-------- Quoted passage --------

Sen. Peter Micciche, R-Soldotna, speaks with Pat Pitney, Director of the Office of Management and Budget, before a Senate Finance Committee meeting at the Capitol on Monday. Pitney was continuing her budget overview to the committee showing the reduction of state positions.

Sen. Peter Micciche, R-Soldotna, speaks with Pat Pitney, Director of the Office of Management and Budget, before a Senate Finance Committee meeting at the Capitol on Monday. Pitney was continuing her budget overview to the committee showing the reduction of state positions.

Report: Juneau suffers biggest drop in state employment

Juneau has lost more state jobs over the past two years than any other place in Alaska, the director of the state office of management and budget told lawmakers Monday.

Pat Pitney, as part of a presentation to the Senate Finance Committee, provided figures showing Juneau lost 198 state jobs between Dec. 31, 2014 and Nov. 15, 2015. Anchorage, which has approximately twice the number of state jobs as Juneau, lost 193 positions.

-------- Provided information --------

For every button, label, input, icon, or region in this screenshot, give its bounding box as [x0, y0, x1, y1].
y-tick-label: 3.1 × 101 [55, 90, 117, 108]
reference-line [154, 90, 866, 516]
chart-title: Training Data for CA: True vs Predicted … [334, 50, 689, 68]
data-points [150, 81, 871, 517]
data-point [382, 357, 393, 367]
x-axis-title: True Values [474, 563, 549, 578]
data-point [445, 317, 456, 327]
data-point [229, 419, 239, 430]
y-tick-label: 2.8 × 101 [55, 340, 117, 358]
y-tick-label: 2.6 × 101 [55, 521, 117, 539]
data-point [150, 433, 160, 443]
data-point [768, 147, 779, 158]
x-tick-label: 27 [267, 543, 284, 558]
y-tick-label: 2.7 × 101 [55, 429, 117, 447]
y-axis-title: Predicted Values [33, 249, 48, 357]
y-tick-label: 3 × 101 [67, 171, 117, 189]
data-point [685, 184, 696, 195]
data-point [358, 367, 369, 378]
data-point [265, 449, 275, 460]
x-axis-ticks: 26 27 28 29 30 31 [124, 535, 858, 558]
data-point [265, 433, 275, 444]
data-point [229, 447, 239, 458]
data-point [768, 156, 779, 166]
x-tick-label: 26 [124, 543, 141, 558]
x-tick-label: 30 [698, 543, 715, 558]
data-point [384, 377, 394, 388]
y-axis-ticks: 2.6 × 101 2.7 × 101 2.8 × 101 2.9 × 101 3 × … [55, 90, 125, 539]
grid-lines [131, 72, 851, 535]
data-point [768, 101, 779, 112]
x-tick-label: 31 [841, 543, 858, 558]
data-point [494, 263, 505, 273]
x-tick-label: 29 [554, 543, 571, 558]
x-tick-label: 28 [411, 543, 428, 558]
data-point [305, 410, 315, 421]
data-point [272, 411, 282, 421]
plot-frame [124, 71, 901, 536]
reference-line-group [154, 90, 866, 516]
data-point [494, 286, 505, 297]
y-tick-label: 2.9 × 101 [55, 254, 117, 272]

--------

Your task
Reproduce word for word the part of the article on Juneau's state job losses from "Report: Juneau suffers" to "lost 193 positions.". The records aren't needed for what comes next.

Answer section
Report: Juneau suffers biggest drop in state employment

Juneau has lost more state jobs over the past two years than any other place in Alaska, the director of the state office of management and budget told lawmakers Monday.

Pat Pitney, as part of a presentation to the Senate Finance Committee, provided figures showing Juneau lost 198 state jobs between Dec. 31, 2014 and Nov. 15, 2015. Anchorage, which has approximately twice the number of state jobs as Juneau, lost 193 positions.